**INFORMATION PROVIDED**.
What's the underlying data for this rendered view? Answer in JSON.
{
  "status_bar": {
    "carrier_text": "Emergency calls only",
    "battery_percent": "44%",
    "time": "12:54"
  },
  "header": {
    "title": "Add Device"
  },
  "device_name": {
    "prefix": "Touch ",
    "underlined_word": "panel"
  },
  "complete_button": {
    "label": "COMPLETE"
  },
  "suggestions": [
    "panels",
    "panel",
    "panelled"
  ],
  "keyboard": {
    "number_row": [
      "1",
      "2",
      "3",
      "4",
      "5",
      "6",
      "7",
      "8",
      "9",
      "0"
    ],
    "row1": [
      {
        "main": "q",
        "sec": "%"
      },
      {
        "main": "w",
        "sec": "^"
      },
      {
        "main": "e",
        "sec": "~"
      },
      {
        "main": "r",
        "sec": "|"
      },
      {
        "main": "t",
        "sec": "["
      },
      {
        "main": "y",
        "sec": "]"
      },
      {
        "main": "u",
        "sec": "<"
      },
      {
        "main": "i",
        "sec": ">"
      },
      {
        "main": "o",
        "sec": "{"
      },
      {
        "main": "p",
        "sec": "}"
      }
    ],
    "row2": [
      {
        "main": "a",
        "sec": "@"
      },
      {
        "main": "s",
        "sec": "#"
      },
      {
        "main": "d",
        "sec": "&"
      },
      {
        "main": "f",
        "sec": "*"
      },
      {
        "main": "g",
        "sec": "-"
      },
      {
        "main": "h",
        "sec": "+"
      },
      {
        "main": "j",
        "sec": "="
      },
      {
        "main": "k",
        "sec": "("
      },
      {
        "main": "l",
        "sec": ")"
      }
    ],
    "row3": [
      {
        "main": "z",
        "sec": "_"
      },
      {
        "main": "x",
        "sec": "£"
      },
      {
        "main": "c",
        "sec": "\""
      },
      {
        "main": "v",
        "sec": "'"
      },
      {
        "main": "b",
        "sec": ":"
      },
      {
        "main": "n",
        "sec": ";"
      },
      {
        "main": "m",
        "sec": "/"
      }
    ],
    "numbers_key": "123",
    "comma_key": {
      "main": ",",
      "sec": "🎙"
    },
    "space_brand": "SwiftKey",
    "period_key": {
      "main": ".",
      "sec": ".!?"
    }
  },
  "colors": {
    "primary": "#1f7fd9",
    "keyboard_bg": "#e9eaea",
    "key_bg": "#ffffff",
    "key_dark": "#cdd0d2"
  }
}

**YOUR OBJECTIVE**. Quote every record above exactly.

**THE SOLUTION**.
What's the underlying data for this rendered view? Answer in JSON.
{
  "status_bar": {
    "carrier_text": "Emergency calls only",
    "battery_percent": "44%",
    "time": "12:54"
  },
  "header": {
    "title": "Add Device"
  },
  "device_name": {
    "prefix": "Touch ",
    "underlined_word": "panel"
  },
  "complete_button": {
    "label": "COMPLETE"
  },
  "suggestions": [
    "panels",
    "panel",
    "panelled"
  ],
  "keyboard": {
    "number_row": [
      "1",
      "2",
      "3",
      "4",
      "5",
      "6",
      "7",
      "8",
      "9",
      "0"
    ],
    "row1": [
      {
        "main": "q",
        "sec": "%"
      },
      {
        "main": "w",
        "sec": "^"
      },
      {
        "main": "e",
        "sec": "~"
      },
      {
        "main": "r",
        "sec": "|"
      },
      {
        "main": "t",
        "sec": "["
      },
      {
        "main": "y",
        "sec": "]"
      },
      {
        "main": "u",
        "sec": "<"
      },
      {
        "main": "i",
        "sec": ">"
      },
      {
        "main": "o",
        "sec": "{"
      },
      {
        "main": "p",
        "sec": "}"
      }
    ],
    "row2": [
      {
        "main": "a",
        "sec": "@"
      },
      {
        "main": "s",
        "sec": "#"
      },
      {
        "main": "d",
        "sec": "&"
      },
      {
        "main": "f",
        "sec": "*"
      },
      {
        "main": "g",
        "sec": "-"
      },
      {
        "main": "h",
        "sec": "+"
      },
      {
        "main": "j",
        "sec": "="
      },
      {
        "main": "k",
        "sec": "("
      },
      {
        "main": "l",
        "sec": ")"
      }
    ],
    "row3": [
      {
        "main": "z",
        "sec": "_"
      },
      {
        "main": "x",
        "sec": "£"
      },
      {
        "main": "c",
        "sec": "\""
      },
      {
        "main": "v",
        "sec": "'"
      },
      {
        "main": "b",
        "sec": ":"
      },
      {
        "main": "n",
        "sec": ";"
      },
      {
        "main": "m",
        "sec": "/"
      }
    ],
    "numbers_key": "123",
    "comma_key": {
      "main": ",",
      "sec": "🎙"
    },
    "space_brand": "SwiftKey",
    "period_key": {
      "main": ".",
      "sec": ".!?"
    }
  },
  "colors": {
    "primary": "#1f7fd9",
    "keyboard_bg": "#e9eaea",
    "key_bg": "#ffffff",
    "key_dark": "#cdd0d2"
  }
}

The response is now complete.